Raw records
— start —
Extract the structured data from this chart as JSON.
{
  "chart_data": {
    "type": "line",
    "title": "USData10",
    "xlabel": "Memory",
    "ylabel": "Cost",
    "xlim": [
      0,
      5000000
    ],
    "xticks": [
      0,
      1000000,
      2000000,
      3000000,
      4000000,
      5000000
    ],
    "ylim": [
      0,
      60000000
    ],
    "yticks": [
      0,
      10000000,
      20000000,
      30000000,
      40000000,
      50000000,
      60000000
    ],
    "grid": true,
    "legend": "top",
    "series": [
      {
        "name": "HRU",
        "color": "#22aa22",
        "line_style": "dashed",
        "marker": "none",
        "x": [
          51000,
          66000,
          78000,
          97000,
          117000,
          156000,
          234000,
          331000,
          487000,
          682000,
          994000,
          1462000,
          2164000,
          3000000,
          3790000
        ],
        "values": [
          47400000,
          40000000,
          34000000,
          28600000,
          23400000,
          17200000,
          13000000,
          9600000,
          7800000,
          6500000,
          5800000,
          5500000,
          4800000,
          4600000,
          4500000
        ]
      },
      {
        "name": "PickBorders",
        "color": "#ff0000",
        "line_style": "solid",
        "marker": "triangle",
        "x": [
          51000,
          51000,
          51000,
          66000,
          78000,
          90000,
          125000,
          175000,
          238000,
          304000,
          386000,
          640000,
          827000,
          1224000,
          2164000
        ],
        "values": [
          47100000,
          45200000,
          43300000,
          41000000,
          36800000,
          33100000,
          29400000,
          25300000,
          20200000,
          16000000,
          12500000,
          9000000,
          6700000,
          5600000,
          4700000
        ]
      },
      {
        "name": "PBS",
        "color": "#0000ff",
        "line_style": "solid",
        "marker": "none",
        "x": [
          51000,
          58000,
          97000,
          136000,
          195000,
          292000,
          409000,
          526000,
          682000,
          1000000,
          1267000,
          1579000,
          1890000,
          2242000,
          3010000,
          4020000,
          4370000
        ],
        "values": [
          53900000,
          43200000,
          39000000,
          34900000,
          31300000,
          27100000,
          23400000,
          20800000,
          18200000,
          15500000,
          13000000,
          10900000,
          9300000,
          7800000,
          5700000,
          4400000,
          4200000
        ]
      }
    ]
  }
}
— end —
**WHAT YOU ARE ASKED TO DO**
Output the listing above exactly as it appears.

**THE ANSWER**
Extract the structured data from this chart as JSON.
{
  "chart_data": {
    "type": "line",
    "title": "USData10",
    "xlabel": "Memory",
    "ylabel": "Cost",
    "xlim": [
      0,
      5000000
    ],
    "xticks": [
      0,
      1000000,
      2000000,
      3000000,
      4000000,
      5000000
    ],
    "ylim": [
      0,
      60000000
    ],
    "yticks": [
      0,
      10000000,
      20000000,
      30000000,
      40000000,
      50000000,
      60000000
    ],
    "grid": true,
    "legend": "top",
    "series": [
      {
        "name": "HRU",
        "color": "#22aa22",
        "line_style": "dashed",
        "marker": "none",
        "x": [
          51000,
          66000,
          78000,
          97000,
          117000,
          156000,
          234000,
          331000,
          487000,
          682000,
          994000,
          1462000,
          2164000,
          3000000,
          3790000
        ],
        "values": [
          47400000,
          40000000,
          34000000,
          28600000,
          23400000,
          17200000,
          13000000,
          9600000,
          7800000,
          6500000,
          5800000,
          5500000,
          4800000,
          4600000,
          4500000
        ]
      },
      {
        "name": "PickBorders",
        "color": "#ff0000",
        "line_style": "solid",
        "marker": "triangle",
        "x": [
          51000,
          51000,
          51000,
          66000,
          78000,
          90000,
          125000,
          175000,
          238000,
          304000,
          386000,
          640000,
          827000,
          1224000,
          2164000
        ],
        "values": [
          47100000,
          45200000,
          43300000,
          41000000,
          36800000,
          33100000,
          29400000,
          25300000,
          20200000,
          16000000,
          12500000,
          9000000,
          6700000,
          5600000,
          4700000
        ]
      },
      {
        "name": "PBS",
        "color": "#0000ff",
        "line_style": "solid",
        "marker": "none",
        "x": [
          51000,
          58000,
          97000,
          136000,
          195000,
          292000,
          409000,
          526000,
          682000,
          1000000,
          1267000,
          1579000,
          1890000,
          2242000,
          3010000,
          4020000,
          4370000
        ],
        "values": [
          53900000,
          43200000,
          39000000,
          34900000,
          31300000,
          27100000,
          23400000,
          20800000,
          18200000,
          15500000,
          13000000,
          10900000,
          9300000,
          7800000,
          5700000,
          4400000,
          4200000
        ]
      }
    ]
  }
}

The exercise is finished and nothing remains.